» Exercise prompt
Count every line in the following entries where the word "text" appears. Give the count alone.

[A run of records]
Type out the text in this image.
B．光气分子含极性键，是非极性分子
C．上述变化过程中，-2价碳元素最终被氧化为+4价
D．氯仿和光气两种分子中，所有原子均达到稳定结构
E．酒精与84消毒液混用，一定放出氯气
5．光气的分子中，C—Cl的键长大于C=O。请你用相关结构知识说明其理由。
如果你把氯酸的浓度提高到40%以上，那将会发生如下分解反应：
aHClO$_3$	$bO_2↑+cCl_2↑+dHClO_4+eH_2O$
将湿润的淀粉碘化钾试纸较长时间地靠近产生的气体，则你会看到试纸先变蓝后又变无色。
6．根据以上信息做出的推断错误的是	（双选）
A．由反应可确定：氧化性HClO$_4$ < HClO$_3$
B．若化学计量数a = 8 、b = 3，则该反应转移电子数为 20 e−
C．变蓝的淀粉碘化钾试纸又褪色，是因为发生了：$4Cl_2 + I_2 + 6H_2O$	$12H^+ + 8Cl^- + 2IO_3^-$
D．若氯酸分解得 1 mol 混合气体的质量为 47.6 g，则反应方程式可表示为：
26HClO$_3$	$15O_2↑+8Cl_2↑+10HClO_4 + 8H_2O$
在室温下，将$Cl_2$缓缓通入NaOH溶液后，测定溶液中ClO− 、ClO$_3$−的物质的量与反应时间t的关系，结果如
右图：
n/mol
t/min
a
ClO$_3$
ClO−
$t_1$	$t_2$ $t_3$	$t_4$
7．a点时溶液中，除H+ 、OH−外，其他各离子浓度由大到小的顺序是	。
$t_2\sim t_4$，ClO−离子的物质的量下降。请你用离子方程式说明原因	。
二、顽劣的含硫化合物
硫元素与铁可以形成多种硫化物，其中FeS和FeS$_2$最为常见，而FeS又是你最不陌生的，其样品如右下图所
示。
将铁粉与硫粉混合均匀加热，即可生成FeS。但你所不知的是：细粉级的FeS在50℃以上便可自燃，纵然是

* * *

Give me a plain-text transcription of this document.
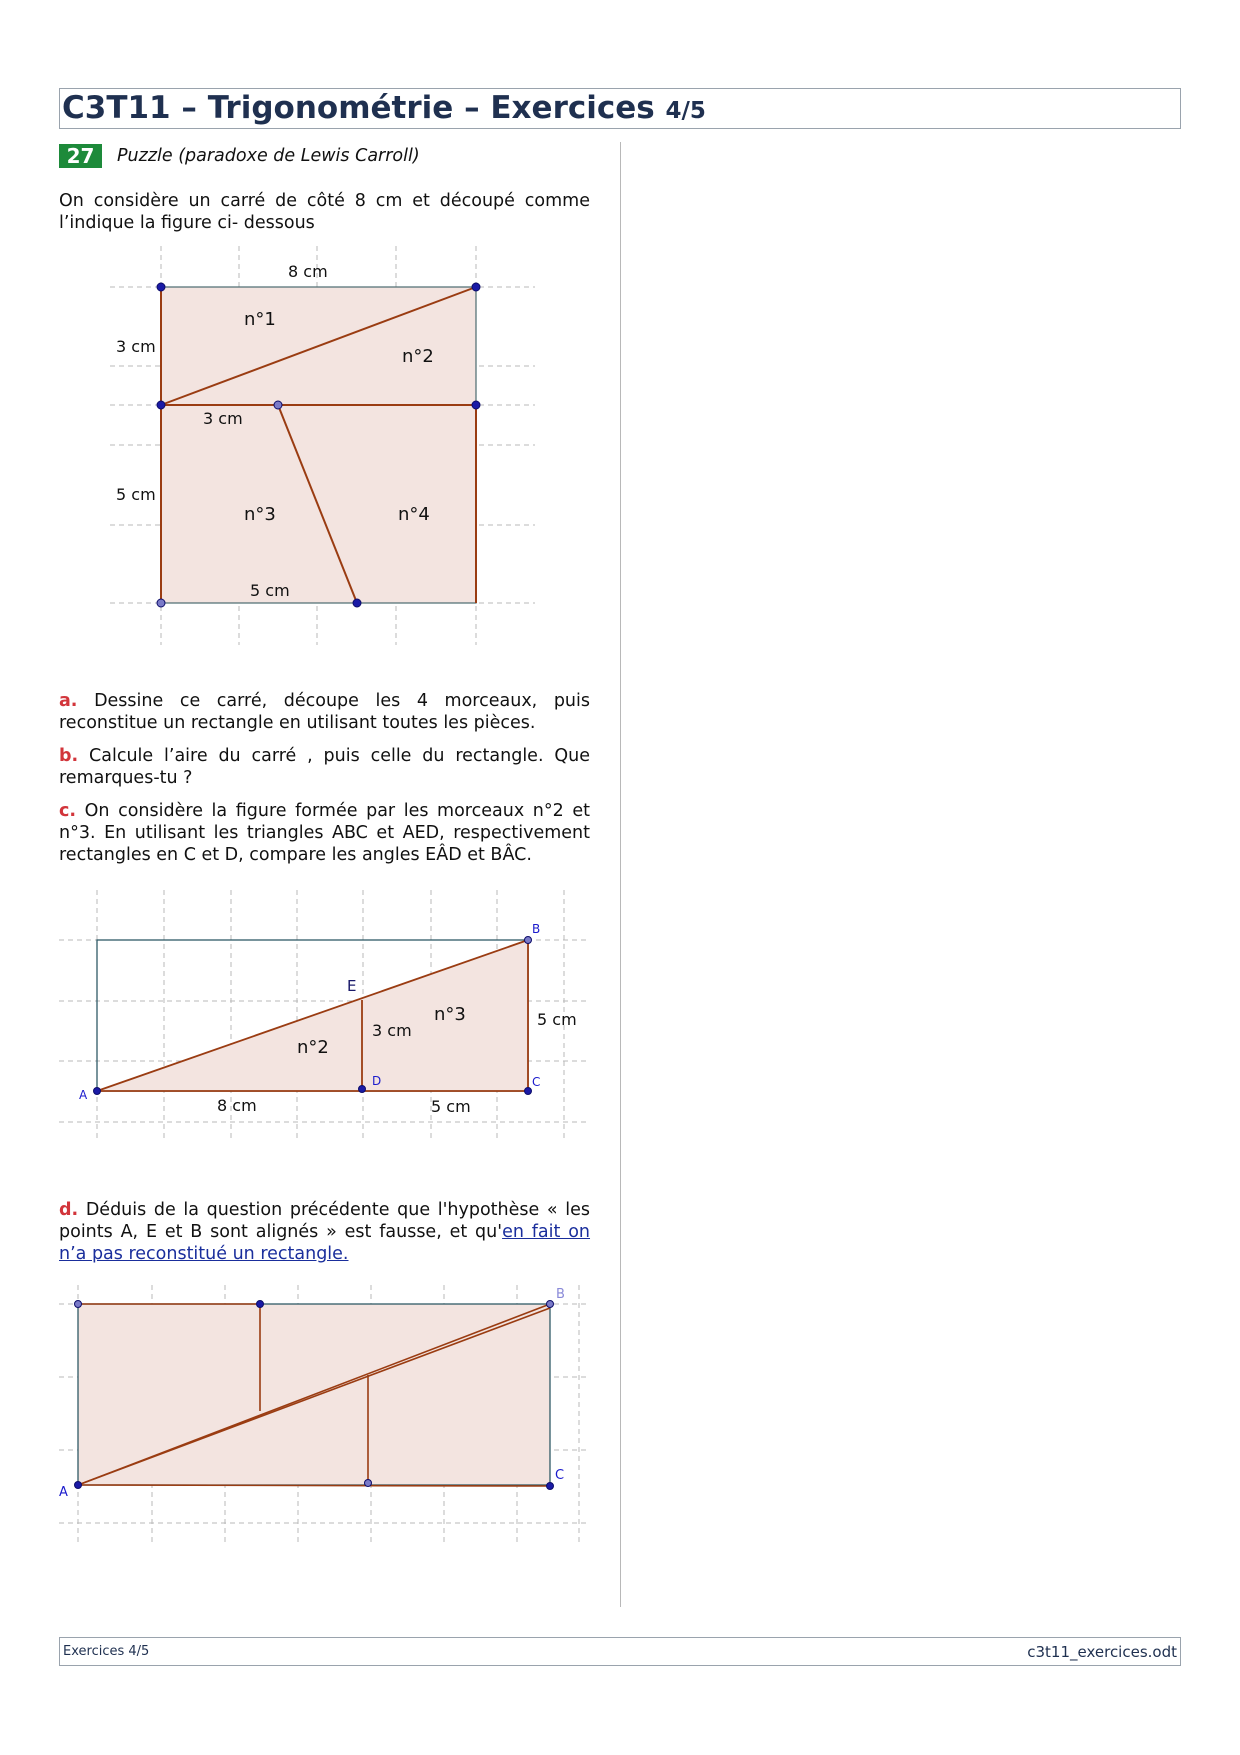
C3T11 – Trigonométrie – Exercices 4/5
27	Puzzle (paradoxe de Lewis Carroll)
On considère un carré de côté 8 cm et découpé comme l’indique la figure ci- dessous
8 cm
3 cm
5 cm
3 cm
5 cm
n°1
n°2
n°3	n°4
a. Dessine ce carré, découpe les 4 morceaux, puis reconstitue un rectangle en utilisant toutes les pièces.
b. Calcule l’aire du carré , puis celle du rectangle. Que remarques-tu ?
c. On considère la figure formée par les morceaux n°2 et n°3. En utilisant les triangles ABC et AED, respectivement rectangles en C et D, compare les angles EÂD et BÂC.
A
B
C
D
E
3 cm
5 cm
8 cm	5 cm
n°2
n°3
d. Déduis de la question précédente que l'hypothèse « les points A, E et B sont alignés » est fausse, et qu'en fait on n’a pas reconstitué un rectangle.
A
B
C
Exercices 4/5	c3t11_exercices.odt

» Reply
2